### Aim of the exercise
Where the word "auec" occurs in a line, return that line.
····················
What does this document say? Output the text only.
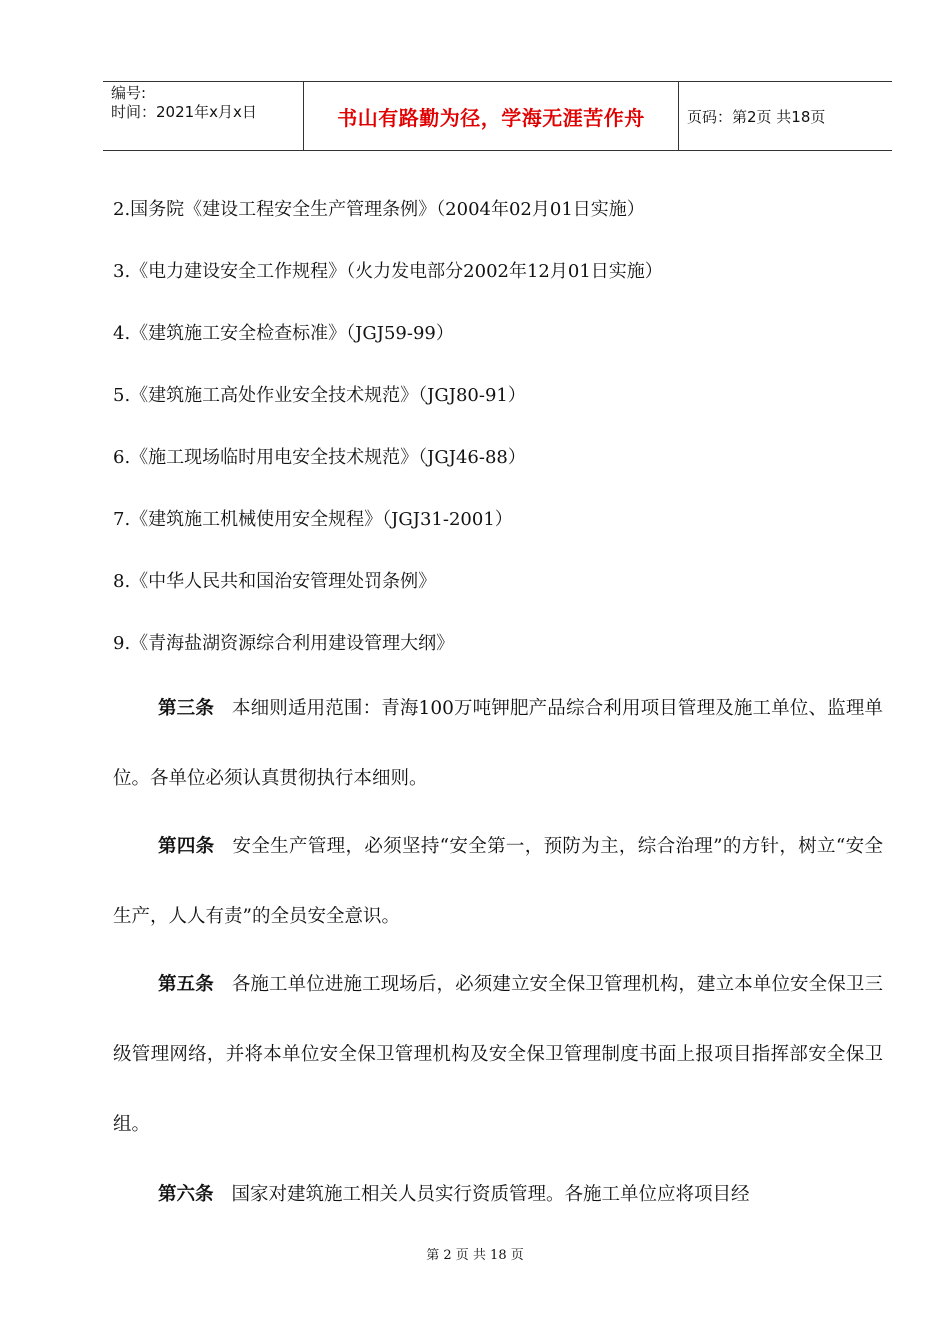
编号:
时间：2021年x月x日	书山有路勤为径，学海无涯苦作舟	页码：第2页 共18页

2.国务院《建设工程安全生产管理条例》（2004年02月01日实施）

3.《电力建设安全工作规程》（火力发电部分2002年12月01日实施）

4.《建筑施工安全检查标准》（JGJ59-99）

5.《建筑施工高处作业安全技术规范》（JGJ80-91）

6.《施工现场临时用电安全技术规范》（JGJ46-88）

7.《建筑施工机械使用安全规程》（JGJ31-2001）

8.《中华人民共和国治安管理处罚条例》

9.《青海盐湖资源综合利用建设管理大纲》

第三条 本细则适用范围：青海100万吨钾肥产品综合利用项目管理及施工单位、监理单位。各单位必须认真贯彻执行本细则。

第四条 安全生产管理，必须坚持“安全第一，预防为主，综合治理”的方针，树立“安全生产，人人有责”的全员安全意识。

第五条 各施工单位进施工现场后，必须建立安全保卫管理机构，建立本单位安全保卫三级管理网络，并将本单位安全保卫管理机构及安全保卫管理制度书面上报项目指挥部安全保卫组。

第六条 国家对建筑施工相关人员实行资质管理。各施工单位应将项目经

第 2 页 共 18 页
····················
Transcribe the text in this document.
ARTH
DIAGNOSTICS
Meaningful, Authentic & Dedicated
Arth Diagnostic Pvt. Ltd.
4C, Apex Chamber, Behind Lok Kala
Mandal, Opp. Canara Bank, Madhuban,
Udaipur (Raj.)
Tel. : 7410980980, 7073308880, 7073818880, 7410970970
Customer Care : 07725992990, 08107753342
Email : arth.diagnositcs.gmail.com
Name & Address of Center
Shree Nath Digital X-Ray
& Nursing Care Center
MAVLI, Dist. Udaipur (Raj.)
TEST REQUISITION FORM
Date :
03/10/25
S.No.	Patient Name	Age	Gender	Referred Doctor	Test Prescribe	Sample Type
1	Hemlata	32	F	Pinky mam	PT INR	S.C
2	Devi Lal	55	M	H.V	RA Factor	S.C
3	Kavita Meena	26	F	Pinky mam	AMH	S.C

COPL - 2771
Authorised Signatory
····················
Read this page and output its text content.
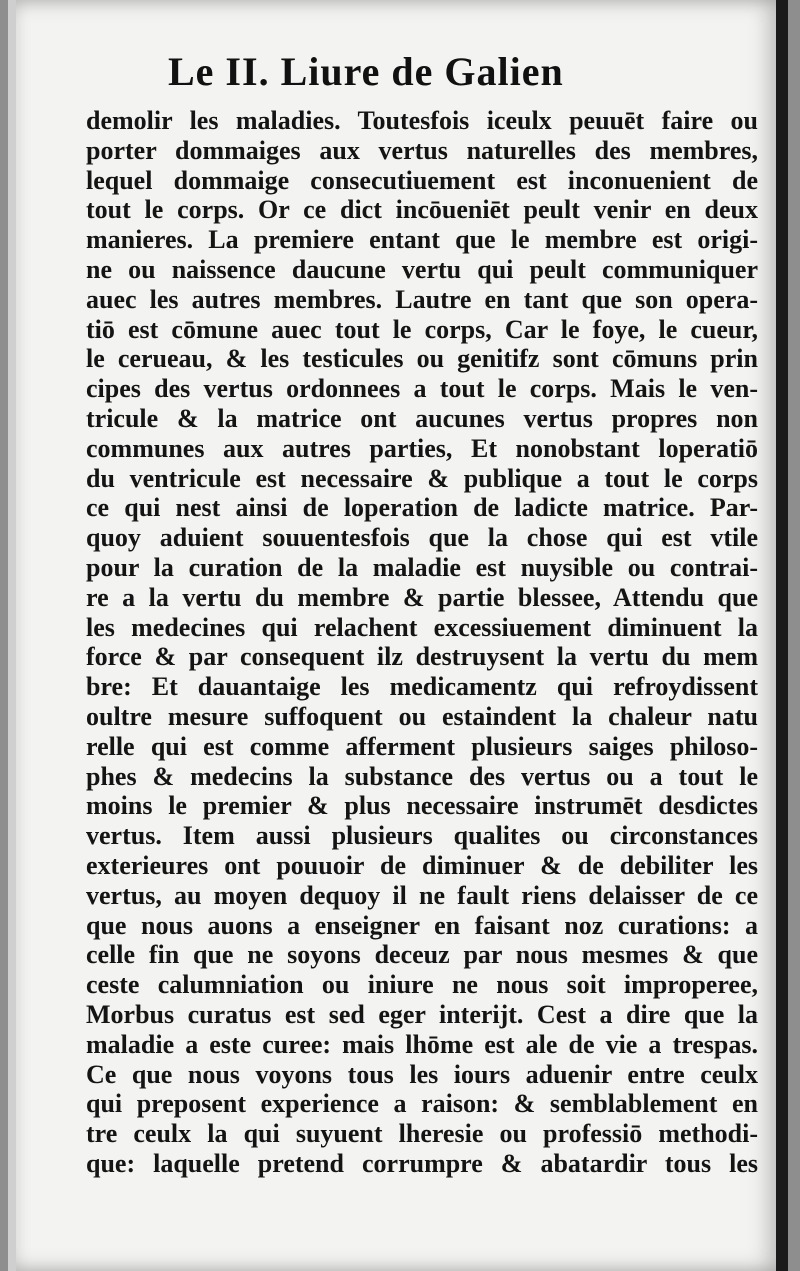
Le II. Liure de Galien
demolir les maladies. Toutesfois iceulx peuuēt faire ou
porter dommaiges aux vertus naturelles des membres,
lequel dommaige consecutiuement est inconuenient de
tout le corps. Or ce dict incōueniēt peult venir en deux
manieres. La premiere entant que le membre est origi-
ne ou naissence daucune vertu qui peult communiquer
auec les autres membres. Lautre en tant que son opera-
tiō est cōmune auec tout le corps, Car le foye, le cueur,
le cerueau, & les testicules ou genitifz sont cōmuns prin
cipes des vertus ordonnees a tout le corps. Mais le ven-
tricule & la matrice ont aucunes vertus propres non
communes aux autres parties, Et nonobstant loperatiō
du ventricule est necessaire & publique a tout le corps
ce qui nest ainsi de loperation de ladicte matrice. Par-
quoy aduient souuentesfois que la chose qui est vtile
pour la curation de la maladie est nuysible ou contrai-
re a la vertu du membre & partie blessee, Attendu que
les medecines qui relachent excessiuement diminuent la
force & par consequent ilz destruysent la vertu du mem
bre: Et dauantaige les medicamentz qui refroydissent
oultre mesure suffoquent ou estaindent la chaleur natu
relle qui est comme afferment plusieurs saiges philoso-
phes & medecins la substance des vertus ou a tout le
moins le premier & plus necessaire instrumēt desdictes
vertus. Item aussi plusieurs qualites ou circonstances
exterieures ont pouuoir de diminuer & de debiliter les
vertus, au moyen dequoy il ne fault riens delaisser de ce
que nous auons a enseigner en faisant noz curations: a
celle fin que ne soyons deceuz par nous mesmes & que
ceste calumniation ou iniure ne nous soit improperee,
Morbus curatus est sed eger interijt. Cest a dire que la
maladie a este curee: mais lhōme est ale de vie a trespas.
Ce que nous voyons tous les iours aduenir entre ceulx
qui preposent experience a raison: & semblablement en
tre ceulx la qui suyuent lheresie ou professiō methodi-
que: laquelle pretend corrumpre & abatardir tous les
····················
### Output for this task
auec les autres membres. Lautre en tant que son opera-
tiō est cōmune auec tout le corps, Car le foye, le cueur,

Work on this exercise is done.